#### Records to use:
========
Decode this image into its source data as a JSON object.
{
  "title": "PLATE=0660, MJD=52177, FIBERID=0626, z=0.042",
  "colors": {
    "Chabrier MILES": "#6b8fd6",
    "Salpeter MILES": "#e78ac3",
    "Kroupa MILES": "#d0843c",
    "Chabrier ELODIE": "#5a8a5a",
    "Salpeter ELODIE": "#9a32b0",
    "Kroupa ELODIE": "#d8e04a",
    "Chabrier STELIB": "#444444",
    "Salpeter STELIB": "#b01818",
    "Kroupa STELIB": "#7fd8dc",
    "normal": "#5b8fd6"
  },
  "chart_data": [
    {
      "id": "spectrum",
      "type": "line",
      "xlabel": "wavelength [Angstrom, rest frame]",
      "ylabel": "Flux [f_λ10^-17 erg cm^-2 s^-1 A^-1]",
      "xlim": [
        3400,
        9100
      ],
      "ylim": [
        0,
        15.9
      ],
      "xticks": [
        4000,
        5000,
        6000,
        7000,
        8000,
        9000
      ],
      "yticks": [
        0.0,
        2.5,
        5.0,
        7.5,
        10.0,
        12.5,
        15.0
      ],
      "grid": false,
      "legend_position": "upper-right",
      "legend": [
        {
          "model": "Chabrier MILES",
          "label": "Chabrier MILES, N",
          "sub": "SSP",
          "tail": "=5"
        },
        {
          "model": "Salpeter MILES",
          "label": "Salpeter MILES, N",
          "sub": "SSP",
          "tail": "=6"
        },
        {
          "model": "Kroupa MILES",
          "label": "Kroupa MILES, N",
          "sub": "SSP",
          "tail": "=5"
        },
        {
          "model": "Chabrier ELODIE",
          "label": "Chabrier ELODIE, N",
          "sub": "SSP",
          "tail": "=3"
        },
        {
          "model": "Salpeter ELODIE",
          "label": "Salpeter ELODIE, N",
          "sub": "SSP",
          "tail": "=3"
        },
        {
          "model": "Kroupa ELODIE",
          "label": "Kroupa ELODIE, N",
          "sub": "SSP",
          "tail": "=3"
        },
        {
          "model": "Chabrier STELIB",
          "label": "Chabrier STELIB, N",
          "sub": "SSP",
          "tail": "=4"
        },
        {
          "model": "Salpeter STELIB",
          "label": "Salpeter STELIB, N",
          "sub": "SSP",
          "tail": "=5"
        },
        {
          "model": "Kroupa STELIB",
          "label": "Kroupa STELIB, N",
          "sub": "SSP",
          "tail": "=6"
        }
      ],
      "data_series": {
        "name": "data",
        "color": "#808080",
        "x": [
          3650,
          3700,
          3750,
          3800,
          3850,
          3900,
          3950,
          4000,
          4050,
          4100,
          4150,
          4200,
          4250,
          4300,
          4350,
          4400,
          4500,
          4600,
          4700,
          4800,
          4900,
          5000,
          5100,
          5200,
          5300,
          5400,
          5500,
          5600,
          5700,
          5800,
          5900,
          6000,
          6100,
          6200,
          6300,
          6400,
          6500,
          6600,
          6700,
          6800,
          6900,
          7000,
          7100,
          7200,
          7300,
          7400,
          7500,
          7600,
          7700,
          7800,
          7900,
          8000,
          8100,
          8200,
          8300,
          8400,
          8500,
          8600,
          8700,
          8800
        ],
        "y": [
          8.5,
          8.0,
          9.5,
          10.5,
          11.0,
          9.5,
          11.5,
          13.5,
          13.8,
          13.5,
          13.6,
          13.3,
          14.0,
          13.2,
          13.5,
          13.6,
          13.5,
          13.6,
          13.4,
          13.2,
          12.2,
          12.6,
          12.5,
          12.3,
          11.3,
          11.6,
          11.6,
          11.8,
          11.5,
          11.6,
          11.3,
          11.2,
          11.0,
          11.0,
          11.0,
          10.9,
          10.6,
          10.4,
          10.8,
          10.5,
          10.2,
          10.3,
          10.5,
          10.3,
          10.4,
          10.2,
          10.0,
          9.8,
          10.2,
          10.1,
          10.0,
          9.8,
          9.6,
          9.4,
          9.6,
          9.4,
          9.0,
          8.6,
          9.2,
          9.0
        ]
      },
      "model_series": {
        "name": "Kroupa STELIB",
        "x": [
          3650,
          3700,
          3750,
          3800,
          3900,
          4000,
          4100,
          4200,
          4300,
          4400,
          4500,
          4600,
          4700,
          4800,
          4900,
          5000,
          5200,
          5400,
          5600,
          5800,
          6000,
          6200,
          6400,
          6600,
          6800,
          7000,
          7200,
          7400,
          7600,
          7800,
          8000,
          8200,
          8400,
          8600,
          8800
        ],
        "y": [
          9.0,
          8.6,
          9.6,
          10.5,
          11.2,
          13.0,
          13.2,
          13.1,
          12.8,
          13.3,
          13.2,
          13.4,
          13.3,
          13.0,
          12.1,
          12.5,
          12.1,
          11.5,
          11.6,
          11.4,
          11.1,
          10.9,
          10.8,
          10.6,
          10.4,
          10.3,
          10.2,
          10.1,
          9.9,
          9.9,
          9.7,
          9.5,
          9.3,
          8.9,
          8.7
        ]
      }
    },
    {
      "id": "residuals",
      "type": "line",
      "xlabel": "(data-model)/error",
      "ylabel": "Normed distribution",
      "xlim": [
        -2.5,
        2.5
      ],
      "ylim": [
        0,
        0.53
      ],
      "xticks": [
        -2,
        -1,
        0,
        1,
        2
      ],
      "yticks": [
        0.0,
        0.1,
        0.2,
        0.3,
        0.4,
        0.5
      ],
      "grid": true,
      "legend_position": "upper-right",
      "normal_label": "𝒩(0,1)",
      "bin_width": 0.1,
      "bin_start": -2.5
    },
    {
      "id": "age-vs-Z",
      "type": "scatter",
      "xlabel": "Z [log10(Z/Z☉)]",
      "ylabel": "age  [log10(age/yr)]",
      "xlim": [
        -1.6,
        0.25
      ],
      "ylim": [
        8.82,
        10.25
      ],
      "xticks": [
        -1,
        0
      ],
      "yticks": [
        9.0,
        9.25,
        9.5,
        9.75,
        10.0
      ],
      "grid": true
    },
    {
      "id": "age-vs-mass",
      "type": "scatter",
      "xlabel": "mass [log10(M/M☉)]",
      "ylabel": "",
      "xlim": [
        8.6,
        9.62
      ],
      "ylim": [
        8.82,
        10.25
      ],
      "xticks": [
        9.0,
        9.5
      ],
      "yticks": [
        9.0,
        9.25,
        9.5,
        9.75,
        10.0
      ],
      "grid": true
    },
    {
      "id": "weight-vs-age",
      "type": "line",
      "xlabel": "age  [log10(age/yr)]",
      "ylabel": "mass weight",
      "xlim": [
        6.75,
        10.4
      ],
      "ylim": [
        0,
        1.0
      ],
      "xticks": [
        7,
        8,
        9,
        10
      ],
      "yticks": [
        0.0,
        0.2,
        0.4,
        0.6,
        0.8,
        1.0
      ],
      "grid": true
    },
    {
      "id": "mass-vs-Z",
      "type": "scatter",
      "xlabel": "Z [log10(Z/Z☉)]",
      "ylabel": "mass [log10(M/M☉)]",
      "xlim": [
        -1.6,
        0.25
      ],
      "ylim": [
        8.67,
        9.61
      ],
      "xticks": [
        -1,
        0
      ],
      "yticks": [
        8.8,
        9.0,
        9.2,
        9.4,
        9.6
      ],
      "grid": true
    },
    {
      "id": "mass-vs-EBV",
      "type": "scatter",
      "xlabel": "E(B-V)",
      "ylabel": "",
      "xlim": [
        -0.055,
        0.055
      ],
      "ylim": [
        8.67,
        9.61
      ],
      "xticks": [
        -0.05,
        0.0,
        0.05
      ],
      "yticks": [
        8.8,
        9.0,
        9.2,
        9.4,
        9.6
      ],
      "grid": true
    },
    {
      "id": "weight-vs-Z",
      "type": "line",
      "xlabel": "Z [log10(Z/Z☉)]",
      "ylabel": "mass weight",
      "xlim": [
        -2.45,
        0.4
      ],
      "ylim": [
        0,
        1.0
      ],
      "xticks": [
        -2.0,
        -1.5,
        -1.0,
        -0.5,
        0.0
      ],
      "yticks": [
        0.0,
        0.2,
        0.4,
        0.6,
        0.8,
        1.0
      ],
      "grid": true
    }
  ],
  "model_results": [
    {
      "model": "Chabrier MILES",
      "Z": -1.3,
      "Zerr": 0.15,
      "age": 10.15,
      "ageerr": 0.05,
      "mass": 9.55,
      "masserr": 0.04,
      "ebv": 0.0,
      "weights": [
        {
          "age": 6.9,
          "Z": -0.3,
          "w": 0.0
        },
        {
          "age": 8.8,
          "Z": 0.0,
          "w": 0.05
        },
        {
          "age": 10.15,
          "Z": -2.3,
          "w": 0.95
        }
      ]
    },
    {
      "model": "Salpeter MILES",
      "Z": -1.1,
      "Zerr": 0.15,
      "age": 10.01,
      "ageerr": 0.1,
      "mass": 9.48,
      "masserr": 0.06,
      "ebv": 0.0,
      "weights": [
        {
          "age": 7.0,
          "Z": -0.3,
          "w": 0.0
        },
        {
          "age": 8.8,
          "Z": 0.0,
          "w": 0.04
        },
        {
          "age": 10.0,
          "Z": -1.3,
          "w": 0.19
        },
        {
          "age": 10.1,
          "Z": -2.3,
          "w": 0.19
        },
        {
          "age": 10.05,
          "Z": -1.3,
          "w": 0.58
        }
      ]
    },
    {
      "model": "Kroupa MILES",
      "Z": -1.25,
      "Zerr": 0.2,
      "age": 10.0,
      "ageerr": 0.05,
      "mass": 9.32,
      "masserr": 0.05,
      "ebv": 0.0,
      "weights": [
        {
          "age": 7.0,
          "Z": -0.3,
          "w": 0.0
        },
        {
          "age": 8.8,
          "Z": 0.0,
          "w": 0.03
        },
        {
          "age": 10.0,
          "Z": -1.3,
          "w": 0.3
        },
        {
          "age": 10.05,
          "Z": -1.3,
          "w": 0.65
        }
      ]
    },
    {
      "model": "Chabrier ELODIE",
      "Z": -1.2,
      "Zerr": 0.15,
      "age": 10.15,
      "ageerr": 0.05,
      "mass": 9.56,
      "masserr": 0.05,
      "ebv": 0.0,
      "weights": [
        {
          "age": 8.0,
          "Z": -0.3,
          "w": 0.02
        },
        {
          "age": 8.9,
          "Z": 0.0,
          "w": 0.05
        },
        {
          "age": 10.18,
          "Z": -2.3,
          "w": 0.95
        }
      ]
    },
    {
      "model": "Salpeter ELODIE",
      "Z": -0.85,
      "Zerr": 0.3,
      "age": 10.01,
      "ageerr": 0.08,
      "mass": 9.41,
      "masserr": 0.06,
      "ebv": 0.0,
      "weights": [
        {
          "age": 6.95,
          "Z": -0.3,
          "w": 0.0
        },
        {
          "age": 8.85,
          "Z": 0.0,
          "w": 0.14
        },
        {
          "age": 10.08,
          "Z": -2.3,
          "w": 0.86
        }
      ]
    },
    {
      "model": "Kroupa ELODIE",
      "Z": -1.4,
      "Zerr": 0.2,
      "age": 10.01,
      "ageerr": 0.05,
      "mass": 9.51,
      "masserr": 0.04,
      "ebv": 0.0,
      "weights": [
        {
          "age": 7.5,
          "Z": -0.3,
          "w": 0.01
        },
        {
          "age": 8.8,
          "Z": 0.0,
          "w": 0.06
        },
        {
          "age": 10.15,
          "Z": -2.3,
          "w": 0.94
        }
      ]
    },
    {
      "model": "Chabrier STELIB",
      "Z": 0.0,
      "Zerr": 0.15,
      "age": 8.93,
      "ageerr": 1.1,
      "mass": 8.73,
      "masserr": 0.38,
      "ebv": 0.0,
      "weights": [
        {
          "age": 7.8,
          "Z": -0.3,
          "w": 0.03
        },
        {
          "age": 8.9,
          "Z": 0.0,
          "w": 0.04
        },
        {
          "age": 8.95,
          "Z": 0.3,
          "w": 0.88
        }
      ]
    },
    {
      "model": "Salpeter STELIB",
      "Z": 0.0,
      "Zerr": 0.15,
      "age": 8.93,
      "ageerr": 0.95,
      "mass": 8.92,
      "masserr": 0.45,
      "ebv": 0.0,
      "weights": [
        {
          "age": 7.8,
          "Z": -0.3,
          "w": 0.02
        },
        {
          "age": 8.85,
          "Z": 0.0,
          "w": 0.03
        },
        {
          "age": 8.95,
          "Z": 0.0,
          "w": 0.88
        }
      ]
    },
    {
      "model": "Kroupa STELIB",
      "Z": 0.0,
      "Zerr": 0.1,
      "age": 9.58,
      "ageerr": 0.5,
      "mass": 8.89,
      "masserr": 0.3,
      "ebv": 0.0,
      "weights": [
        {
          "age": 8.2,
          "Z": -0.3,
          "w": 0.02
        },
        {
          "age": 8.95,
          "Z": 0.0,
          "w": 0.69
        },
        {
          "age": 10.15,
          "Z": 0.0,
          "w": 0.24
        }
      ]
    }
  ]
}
========
#### What you have to do:
Search the data above for the word "xlabel", then gather each line in which it appears.

#### Correct response:
      "xlabel": "wavelength [Angstrom, rest frame]",
      "xlabel": "(data-model)/error",
      "xlabel": "Z [log10(Z/Z☉)]",
      "xlabel": "mass [log10(M/M☉)]",
      "xlabel": "age  [log10(age/yr)]",
      "xlabel": "Z [log10(Z/Z☉)]",
      "xlabel": "E(B-V)",
      "xlabel": "Z [log10(Z/Z☉)]",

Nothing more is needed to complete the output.